Written task
Below are some records. Pull every line that contains the word "none".

-- Start Input for this task --

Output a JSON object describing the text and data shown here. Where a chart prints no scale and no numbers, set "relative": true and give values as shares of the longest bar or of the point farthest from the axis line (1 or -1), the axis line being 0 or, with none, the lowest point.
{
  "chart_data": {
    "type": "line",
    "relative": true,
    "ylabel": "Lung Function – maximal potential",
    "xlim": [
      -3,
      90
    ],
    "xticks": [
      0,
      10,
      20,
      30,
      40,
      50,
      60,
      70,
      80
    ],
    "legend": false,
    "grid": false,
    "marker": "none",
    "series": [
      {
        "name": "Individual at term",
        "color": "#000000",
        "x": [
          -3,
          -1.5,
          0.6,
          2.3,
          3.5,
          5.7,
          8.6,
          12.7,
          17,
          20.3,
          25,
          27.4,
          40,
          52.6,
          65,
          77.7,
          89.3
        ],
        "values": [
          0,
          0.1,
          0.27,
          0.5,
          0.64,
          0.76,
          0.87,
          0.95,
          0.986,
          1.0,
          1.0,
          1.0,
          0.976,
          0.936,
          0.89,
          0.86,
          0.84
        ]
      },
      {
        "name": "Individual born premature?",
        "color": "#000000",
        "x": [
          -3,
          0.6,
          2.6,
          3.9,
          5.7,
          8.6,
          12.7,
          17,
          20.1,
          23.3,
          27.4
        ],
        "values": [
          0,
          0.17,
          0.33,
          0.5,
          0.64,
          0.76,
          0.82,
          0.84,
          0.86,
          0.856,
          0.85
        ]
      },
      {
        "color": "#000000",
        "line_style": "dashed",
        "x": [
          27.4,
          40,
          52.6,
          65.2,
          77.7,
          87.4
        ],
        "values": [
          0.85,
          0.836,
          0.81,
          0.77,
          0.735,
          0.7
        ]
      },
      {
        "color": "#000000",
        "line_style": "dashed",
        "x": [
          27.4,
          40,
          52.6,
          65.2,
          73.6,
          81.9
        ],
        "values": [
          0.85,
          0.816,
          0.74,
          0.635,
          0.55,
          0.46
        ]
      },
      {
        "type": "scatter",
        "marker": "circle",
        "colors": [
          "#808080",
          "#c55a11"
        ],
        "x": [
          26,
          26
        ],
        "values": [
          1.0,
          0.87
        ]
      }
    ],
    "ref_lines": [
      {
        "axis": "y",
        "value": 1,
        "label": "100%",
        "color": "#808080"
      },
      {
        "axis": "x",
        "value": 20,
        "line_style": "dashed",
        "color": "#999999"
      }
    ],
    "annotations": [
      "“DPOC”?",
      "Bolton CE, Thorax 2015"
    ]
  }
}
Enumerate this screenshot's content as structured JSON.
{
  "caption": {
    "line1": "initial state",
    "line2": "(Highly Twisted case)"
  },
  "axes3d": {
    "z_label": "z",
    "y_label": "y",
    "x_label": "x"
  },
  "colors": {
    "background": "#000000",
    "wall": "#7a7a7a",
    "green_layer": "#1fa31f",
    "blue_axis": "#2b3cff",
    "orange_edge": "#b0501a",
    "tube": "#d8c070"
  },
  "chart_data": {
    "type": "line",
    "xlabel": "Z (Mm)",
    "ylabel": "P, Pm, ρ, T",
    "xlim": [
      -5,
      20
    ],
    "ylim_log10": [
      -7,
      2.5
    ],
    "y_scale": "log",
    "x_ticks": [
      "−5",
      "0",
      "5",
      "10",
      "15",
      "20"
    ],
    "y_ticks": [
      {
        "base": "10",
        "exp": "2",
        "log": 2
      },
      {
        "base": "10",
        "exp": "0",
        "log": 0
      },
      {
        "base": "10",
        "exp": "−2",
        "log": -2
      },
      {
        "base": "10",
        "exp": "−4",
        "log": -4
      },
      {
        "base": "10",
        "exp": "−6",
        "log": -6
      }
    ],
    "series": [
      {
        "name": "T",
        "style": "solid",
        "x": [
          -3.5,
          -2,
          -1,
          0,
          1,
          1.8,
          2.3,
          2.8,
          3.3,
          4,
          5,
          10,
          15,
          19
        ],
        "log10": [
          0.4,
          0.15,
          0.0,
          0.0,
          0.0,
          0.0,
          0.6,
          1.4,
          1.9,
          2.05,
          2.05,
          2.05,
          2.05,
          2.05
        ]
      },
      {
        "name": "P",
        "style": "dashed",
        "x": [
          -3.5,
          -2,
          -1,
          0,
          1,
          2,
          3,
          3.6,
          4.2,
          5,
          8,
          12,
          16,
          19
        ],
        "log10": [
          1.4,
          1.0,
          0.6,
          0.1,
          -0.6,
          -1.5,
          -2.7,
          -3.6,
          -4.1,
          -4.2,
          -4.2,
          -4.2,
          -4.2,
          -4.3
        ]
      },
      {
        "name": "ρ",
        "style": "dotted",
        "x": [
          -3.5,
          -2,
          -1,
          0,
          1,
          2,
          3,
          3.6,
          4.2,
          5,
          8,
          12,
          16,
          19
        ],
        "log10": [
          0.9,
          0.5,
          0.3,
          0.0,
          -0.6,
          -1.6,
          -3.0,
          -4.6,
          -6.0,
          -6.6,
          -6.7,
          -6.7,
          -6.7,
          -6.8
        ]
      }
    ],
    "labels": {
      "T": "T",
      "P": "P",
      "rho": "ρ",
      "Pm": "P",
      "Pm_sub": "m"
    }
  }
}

-- End Input for this task --

Completed exercise
Output a JSON object describing the text and data shown here. Where a chart prints no scale and no numbers, set "relative": true and give values as shares of the longest bar or of the point farthest from the axis line (1 or -1), the axis line being 0 or, with none, the lowest point.
    "marker": "none",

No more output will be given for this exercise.